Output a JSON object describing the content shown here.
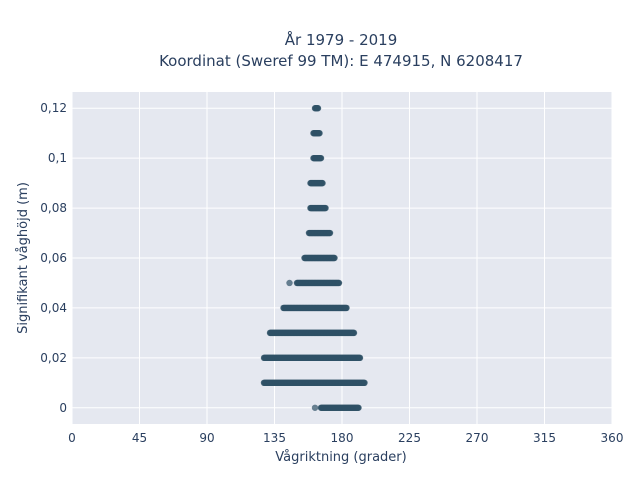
{
  "chart_data": {
    "type": "scatter",
    "title_line1": "År 1979 - 2019",
    "title_line2": "Koordinat (Sweref 99 TM): E 474915, N 6208417",
    "xlabel": "Vågriktning (grader)",
    "ylabel": "Signifikant våghöjd (m)",
    "xlim": [
      0,
      360
    ],
    "ylim": [
      -0.0065,
      0.1265
    ],
    "x_ticks": [
      0,
      45,
      90,
      135,
      180,
      225,
      270,
      315,
      360
    ],
    "x_tick_labels": [
      "0",
      "45",
      "90",
      "135",
      "180",
      "225",
      "270",
      "315",
      "360"
    ],
    "y_ticks": [
      0,
      0.02,
      0.04,
      0.06,
      0.08,
      0.1,
      0.12
    ],
    "y_tick_labels": [
      "0",
      "0,02",
      "0,04",
      "0,06",
      "0,08",
      "0,1",
      "0,12"
    ],
    "grid": true,
    "marker_color": "#2f5166",
    "plot_background": "#e5e8f0",
    "bands": [
      {
        "y": 0.0,
        "x_min": 166,
        "x_max": 191
      },
      {
        "y": 0.01,
        "x_min": 128,
        "x_max": 195
      },
      {
        "y": 0.02,
        "x_min": 128,
        "x_max": 192
      },
      {
        "y": 0.03,
        "x_min": 132,
        "x_max": 188
      },
      {
        "y": 0.04,
        "x_min": 141,
        "x_max": 183
      },
      {
        "y": 0.05,
        "x_min": 150,
        "x_max": 178
      },
      {
        "y": 0.06,
        "x_min": 155,
        "x_max": 175
      },
      {
        "y": 0.07,
        "x_min": 158,
        "x_max": 172
      },
      {
        "y": 0.08,
        "x_min": 159,
        "x_max": 169
      },
      {
        "y": 0.09,
        "x_min": 159,
        "x_max": 167
      },
      {
        "y": 0.1,
        "x_min": 161,
        "x_max": 166
      },
      {
        "y": 0.11,
        "x_min": 161,
        "x_max": 165
      },
      {
        "y": 0.12,
        "x_min": 162,
        "x_max": 164
      }
    ],
    "outliers": [
      {
        "x": 162,
        "y": 0.0
      },
      {
        "x": 145,
        "y": 0.05
      }
    ]
  }
}
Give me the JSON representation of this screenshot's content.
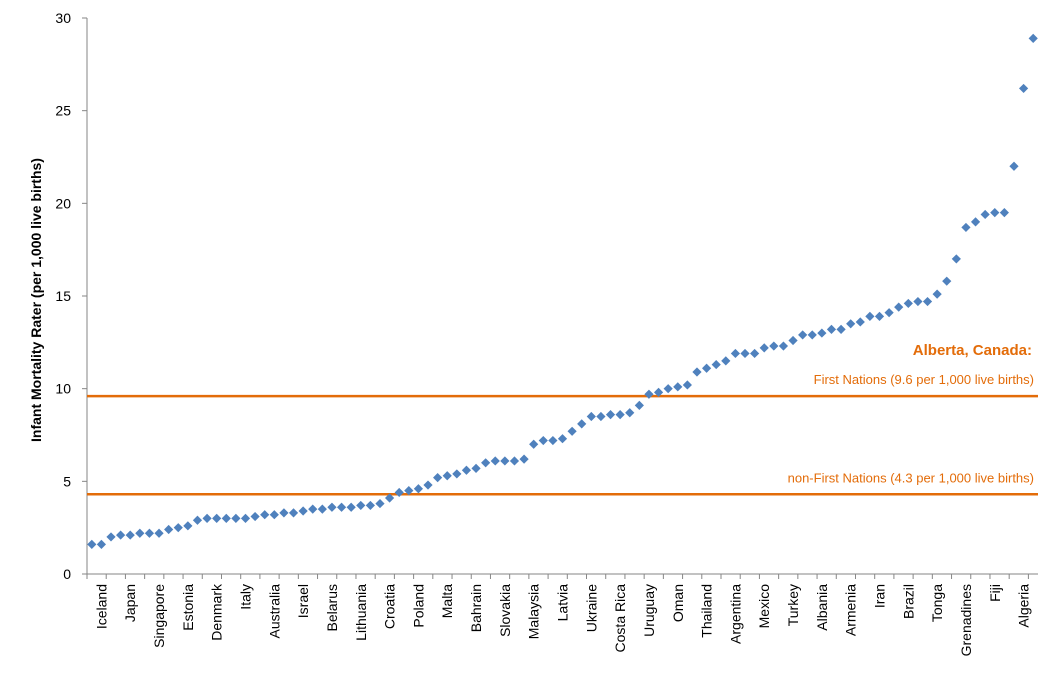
{
  "chart_data": {
    "type": "scatter",
    "title": "",
    "ylabel": "Infant Mortality Rater (per 1,000 live births)",
    "xlabel": "",
    "ylim": [
      0,
      30
    ],
    "yticks": [
      0,
      5,
      10,
      15,
      20,
      25,
      30
    ],
    "grid": false,
    "marker": "diamond",
    "series_color": "#4F81BD",
    "annotation_color": "#E36C09",
    "x_tick_labels": [
      "Iceland",
      "Japan",
      "Singapore",
      "Estonia",
      "Denmark",
      "Italy",
      "Australia",
      "Israel",
      "Belarus",
      "Lithuania",
      "Croatia",
      "Poland",
      "Malta",
      "Bahrain",
      "Slovakia",
      "Malaysia",
      "Latvia",
      "Ukraine",
      "Costa Rica",
      "Uruguay",
      "Oman",
      "Thailand",
      "Argentina",
      "Mexico",
      "Turkey",
      "Albania",
      "Armenia",
      "Iran",
      "Brazil",
      "Tonga",
      "Grenadines",
      "Fiji",
      "Algeria"
    ],
    "values": [
      1.6,
      1.6,
      2.0,
      2.1,
      2.1,
      2.2,
      2.2,
      2.2,
      2.4,
      2.5,
      2.6,
      2.9,
      3.0,
      3.0,
      3.0,
      3.0,
      3.0,
      3.1,
      3.2,
      3.2,
      3.3,
      3.3,
      3.4,
      3.5,
      3.5,
      3.6,
      3.6,
      3.6,
      3.7,
      3.7,
      3.8,
      4.1,
      4.4,
      4.5,
      4.6,
      4.8,
      5.2,
      5.3,
      5.4,
      5.6,
      5.7,
      6.0,
      6.1,
      6.1,
      6.1,
      6.2,
      7.0,
      7.2,
      7.2,
      7.3,
      7.7,
      8.1,
      8.5,
      8.5,
      8.6,
      8.6,
      8.7,
      9.1,
      9.7,
      9.8,
      10.0,
      10.1,
      10.2,
      10.9,
      11.1,
      11.3,
      11.5,
      11.9,
      11.9,
      11.9,
      12.2,
      12.3,
      12.3,
      12.6,
      12.9,
      12.9,
      13.0,
      13.2,
      13.2,
      13.5,
      13.6,
      13.9,
      13.9,
      14.1,
      14.4,
      14.6,
      14.7,
      14.7,
      15.1,
      15.8,
      17.0,
      18.7,
      19.0,
      19.4,
      19.5,
      19.5,
      22.0,
      26.2,
      28.9
    ],
    "reference_lines": [
      {
        "value": 9.6,
        "label": "First Nations (9.6 per 1,000 live births)"
      },
      {
        "value": 4.3,
        "label": "non-First Nations (4.3 per 1,000 live births)"
      }
    ],
    "annotation_title": "Alberta, Canada:"
  }
}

* * *

### What this task involves
Each record above is to be restated exactly, with its pictures removed from the copy.

### Completed task
Output a JSON object describing the content shown here.
{
  "chart_data": {
    "type": "scatter",
    "title_line1": "År 1979 - 2019",
    "title_line2": "Koordinat (Sweref 99 TM): E 474915, N 6208417",
    "xlabel": "Vågriktning (grader)",
    "ylabel": "Signifikant våghöjd (m)",
    "xlim": [
      0,
      360
    ],
    "ylim": [
      -0.0065,
      0.1265
    ],
    "x_ticks": [
      0,
      45,
      90,
      135,
      180,
      225,
      270,
      315,
      360
    ],
    "x_tick_labels": [
      "0",
      "45",
      "90",
      "135",
      "180",
      "225",
      "270",
      "315",
      "360"
    ],
    "y_ticks": [
      0,
      0.02,
      0.04,
      0.06,
      0.08,
      0.1,
      0.12
    ],
    "y_tick_labels": [
      "0",
      "0,02",
      "0,04",
      "0,06",
      "0,08",
      "0,1",
      "0,12"
    ],
    "grid": true,
    "marker_color": "#2f5166",
    "plot_background": "#e5e8f0",
    "bands": [
      {
        "y": 0.0,
        "x_min": 166,
        "x_max": 191
      },
      {
        "y": 0.01,
        "x_min": 128,
        "x_max": 195
      },
      {
        "y": 0.02,
        "x_min": 128,
        "x_max": 192
      },
      {
        "y": 0.03,
        "x_min": 132,
        "x_max": 188
      },
      {
        "y": 0.04,
        "x_min": 141,
        "x_max": 183
      },
      {
        "y": 0.05,
        "x_min": 150,
        "x_max": 178
      },
      {
        "y": 0.06,
        "x_min": 155,
        "x_max": 175
      },
      {
        "y": 0.07,
        "x_min": 158,
        "x_max": 172
      },
      {
        "y": 0.08,
        "x_min": 159,
        "x_max": 169
      },
      {
        "y": 0.09,
        "x_min": 159,
        "x_max": 167
      },
      {
        "y": 0.1,
        "x_min": 161,
        "x_max": 166
      },
      {
        "y": 0.11,
        "x_min": 161,
        "x_max": 165
      },
      {
        "y": 0.12,
        "x_min": 162,
        "x_max": 164
      }
    ],
    "outliers": [
      {
        "x": 162,
        "y": 0.0
      },
      {
        "x": 145,
        "y": 0.05
      }
    ]
  }
}
Give me the JSON representation of this screenshot's content.
{
  "chart_data": {
    "type": "scatter",
    "title": "",
    "ylabel": "Infant Mortality Rater (per 1,000 live births)",
    "xlabel": "",
    "ylim": [
      0,
      30
    ],
    "yticks": [
      0,
      5,
      10,
      15,
      20,
      25,
      30
    ],
    "grid": false,
    "marker": "diamond",
    "series_color": "#4F81BD",
    "annotation_color": "#E36C09",
    "x_tick_labels": [
      "Iceland",
      "Japan",
      "Singapore",
      "Estonia",
      "Denmark",
      "Italy",
      "Australia",
      "Israel",
      "Belarus",
      "Lithuania",
      "Croatia",
      "Poland",
      "Malta",
      "Bahrain",
      "Slovakia",
      "Malaysia",
      "Latvia",
      "Ukraine",
      "Costa Rica",
      "Uruguay",
      "Oman",
      "Thailand",
      "Argentina",
      "Mexico",
      "Turkey",
      "Albania",
      "Armenia",
      "Iran",
      "Brazil",
      "Tonga",
      "Grenadines",
      "Fiji",
      "Algeria"
    ],
    "values": [
      1.6,
      1.6,
      2.0,
      2.1,
      2.1,
      2.2,
      2.2,
      2.2,
      2.4,
      2.5,
      2.6,
      2.9,
      3.0,
      3.0,
      3.0,
      3.0,
      3.0,
      3.1,
      3.2,
      3.2,
      3.3,
      3.3,
      3.4,
      3.5,
      3.5,
      3.6,
      3.6,
      3.6,
      3.7,
      3.7,
      3.8,
      4.1,
      4.4,
      4.5,
      4.6,
      4.8,
      5.2,
      5.3,
      5.4,
      5.6,
      5.7,
      6.0,
      6.1,
      6.1,
      6.1,
      6.2,
      7.0,
      7.2,
      7.2,
      7.3,
      7.7,
      8.1,
      8.5,
      8.5,
      8.6,
      8.6,
      8.7,
      9.1,
      9.7,
      9.8,
      10.0,
      10.1,
      10.2,
      10.9,
      11.1,
      11.3,
      11.5,
      11.9,
      11.9,
      11.9,
      12.2,
      12.3,
      12.3,
      12.6,
      12.9,
      12.9,
      13.0,
      13.2,
      13.2,
      13.5,
      13.6,
      13.9,
      13.9,
      14.1,
      14.4,
      14.6,
      14.7,
      14.7,
      15.1,
      15.8,
      17.0,
      18.7,
      19.0,
      19.4,
      19.5,
      19.5,
      22.0,
      26.2,
      28.9
    ],
    "reference_lines": [
      {
        "value": 9.6,
        "label": "First Nations (9.6 per 1,000 live births)"
      },
      {
        "value": 4.3,
        "label": "non-First Nations (4.3 per 1,000 live births)"
      }
    ],
    "annotation_title": "Alberta, Canada:"
  }
}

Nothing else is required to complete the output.